----- Data shown

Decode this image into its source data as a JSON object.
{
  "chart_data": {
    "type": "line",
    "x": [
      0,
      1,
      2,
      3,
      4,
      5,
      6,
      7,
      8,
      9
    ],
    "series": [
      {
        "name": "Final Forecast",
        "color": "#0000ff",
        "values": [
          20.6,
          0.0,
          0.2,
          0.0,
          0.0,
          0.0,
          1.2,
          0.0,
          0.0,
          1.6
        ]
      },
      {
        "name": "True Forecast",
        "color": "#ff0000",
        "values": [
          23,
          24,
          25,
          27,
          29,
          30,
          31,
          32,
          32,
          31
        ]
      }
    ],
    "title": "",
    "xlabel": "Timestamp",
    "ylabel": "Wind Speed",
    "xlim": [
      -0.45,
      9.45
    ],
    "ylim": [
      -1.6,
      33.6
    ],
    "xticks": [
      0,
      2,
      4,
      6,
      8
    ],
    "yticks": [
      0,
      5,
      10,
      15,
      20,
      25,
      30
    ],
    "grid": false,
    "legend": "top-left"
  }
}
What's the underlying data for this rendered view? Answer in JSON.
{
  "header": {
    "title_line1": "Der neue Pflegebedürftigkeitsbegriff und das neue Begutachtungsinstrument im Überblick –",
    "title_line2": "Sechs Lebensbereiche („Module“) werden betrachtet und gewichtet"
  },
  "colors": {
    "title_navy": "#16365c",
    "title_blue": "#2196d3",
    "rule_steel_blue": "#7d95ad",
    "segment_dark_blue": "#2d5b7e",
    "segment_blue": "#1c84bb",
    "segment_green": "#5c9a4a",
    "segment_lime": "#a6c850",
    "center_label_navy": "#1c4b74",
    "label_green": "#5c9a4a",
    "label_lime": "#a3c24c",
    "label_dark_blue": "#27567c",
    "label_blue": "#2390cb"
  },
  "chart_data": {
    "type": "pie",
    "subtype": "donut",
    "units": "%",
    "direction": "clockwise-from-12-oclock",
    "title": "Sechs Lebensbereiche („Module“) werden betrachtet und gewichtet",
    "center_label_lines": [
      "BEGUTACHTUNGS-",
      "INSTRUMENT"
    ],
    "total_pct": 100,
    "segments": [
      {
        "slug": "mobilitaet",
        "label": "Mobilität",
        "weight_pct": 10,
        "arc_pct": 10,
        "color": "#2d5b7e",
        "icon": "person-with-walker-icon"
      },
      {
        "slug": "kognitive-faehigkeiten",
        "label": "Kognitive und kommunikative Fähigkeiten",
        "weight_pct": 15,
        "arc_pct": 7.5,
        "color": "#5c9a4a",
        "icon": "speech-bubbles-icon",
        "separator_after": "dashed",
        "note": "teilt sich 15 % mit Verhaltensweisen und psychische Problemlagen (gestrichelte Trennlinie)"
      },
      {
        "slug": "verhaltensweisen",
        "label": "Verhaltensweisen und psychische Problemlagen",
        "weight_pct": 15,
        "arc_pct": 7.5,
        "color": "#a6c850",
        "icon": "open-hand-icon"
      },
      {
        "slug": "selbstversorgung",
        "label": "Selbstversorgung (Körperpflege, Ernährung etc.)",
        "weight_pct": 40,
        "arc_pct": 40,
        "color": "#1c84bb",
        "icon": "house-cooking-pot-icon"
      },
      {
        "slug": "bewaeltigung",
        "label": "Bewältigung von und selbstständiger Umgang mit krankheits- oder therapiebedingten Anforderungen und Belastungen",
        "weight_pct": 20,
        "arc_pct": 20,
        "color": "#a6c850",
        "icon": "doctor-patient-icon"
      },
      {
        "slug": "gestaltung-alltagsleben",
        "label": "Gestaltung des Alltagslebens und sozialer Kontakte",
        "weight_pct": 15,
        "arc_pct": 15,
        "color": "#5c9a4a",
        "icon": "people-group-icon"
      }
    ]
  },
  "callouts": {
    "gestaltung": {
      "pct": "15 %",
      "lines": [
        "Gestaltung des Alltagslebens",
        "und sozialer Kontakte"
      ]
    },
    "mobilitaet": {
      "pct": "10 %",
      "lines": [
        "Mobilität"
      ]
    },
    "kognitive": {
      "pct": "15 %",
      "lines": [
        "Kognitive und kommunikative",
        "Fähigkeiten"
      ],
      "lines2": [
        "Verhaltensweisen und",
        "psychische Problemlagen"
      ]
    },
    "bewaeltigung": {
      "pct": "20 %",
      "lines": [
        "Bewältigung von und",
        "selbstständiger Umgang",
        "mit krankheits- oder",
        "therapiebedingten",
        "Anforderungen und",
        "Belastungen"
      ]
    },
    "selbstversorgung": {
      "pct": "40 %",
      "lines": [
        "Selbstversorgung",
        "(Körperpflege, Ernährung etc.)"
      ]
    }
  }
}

----------

- _Work instructions_:
Your task is to output all of the data above word for word.

- _Written solution_:
Decode this image into its source data as a JSON object.
{
  "chart_data": {
    "type": "line",
    "x": [
      0,
      1,
      2,
      3,
      4,
      5,
      6,
      7,
      8,
      9
    ],
    "series": [
      {
        "name": "Final Forecast",
        "color": "#0000ff",
        "values": [
          20.6,
          0.0,
          0.2,
          0.0,
          0.0,
          0.0,
          1.2,
          0.0,
          0.0,
          1.6
        ]
      },
      {
        "name": "True Forecast",
        "color": "#ff0000",
        "values": [
          23,
          24,
          25,
          27,
          29,
          30,
          31,
          32,
          32,
          31
        ]
      }
    ],
    "title": "",
    "xlabel": "Timestamp",
    "ylabel": "Wind Speed",
    "xlim": [
      -0.45,
      9.45
    ],
    "ylim": [
      -1.6,
      33.6
    ],
    "xticks": [
      0,
      2,
      4,
      6,
      8
    ],
    "yticks": [
      0,
      5,
      10,
      15,
      20,
      25,
      30
    ],
    "grid": false,
    "legend": "top-left"
  }
}
What's the underlying data for this rendered view? Answer in JSON.
{
  "header": {
    "title_line1": "Der neue Pflegebedürftigkeitsbegriff und das neue Begutachtungsinstrument im Überblick –",
    "title_line2": "Sechs Lebensbereiche („Module“) werden betrachtet und gewichtet"
  },
  "colors": {
    "title_navy": "#16365c",
    "title_blue": "#2196d3",
    "rule_steel_blue": "#7d95ad",
    "segment_dark_blue": "#2d5b7e",
    "segment_blue": "#1c84bb",
    "segment_green": "#5c9a4a",
    "segment_lime": "#a6c850",
    "center_label_navy": "#1c4b74",
    "label_green": "#5c9a4a",
    "label_lime": "#a3c24c",
    "label_dark_blue": "#27567c",
    "label_blue": "#2390cb"
  },
  "chart_data": {
    "type": "pie",
    "subtype": "donut",
    "units": "%",
    "direction": "clockwise-from-12-oclock",
    "title": "Sechs Lebensbereiche („Module“) werden betrachtet und gewichtet",
    "center_label_lines": [
      "BEGUTACHTUNGS-",
      "INSTRUMENT"
    ],
    "total_pct": 100,
    "segments": [
      {
        "slug": "mobilitaet",
        "label": "Mobilität",
        "weight_pct": 10,
        "arc_pct": 10,
        "color": "#2d5b7e",
        "icon": "person-with-walker-icon"
      },
      {
        "slug": "kognitive-faehigkeiten",
        "label": "Kognitive und kommunikative Fähigkeiten",
        "weight_pct": 15,
        "arc_pct": 7.5,
        "color": "#5c9a4a",
        "icon": "speech-bubbles-icon",
        "separator_after": "dashed",
        "note": "teilt sich 15 % mit Verhaltensweisen und psychische Problemlagen (gestrichelte Trennlinie)"
      },
      {
        "slug": "verhaltensweisen",
        "label": "Verhaltensweisen und psychische Problemlagen",
        "weight_pct": 15,
        "arc_pct": 7.5,
        "color": "#a6c850",
        "icon": "open-hand-icon"
      },
      {
        "slug": "selbstversorgung",
        "label": "Selbstversorgung (Körperpflege, Ernährung etc.)",
        "weight_pct": 40,
        "arc_pct": 40,
        "color": "#1c84bb",
        "icon": "house-cooking-pot-icon"
      },
      {
        "slug": "bewaeltigung",
        "label": "Bewältigung von und selbstständiger Umgang mit krankheits- oder therapiebedingten Anforderungen und Belastungen",
        "weight_pct": 20,
        "arc_pct": 20,
        "color": "#a6c850",
        "icon": "doctor-patient-icon"
      },
      {
        "slug": "gestaltung-alltagsleben",
        "label": "Gestaltung des Alltagslebens und sozialer Kontakte",
        "weight_pct": 15,
        "arc_pct": 15,
        "color": "#5c9a4a",
        "icon": "people-group-icon"
      }
    ]
  },
  "callouts": {
    "gestaltung": {
      "pct": "15 %",
      "lines": [
        "Gestaltung des Alltagslebens",
        "und sozialer Kontakte"
      ]
    },
    "mobilitaet": {
      "pct": "10 %",
      "lines": [
        "Mobilität"
      ]
    },
    "kognitive": {
      "pct": "15 %",
      "lines": [
        "Kognitive und kommunikative",
        "Fähigkeiten"
      ],
      "lines2": [
        "Verhaltensweisen und",
        "psychische Problemlagen"
      ]
    },
    "bewaeltigung": {
      "pct": "20 %",
      "lines": [
        "Bewältigung von und",
        "selbstständiger Umgang",
        "mit krankheits- oder",
        "therapiebedingten",
        "Anforderungen und",
        "Belastungen"
      ]
    },
    "selbstversorgung": {
      "pct": "40 %",
      "lines": [
        "Selbstversorgung",
        "(Körperpflege, Ernährung etc.)"
      ]
    }
  }
}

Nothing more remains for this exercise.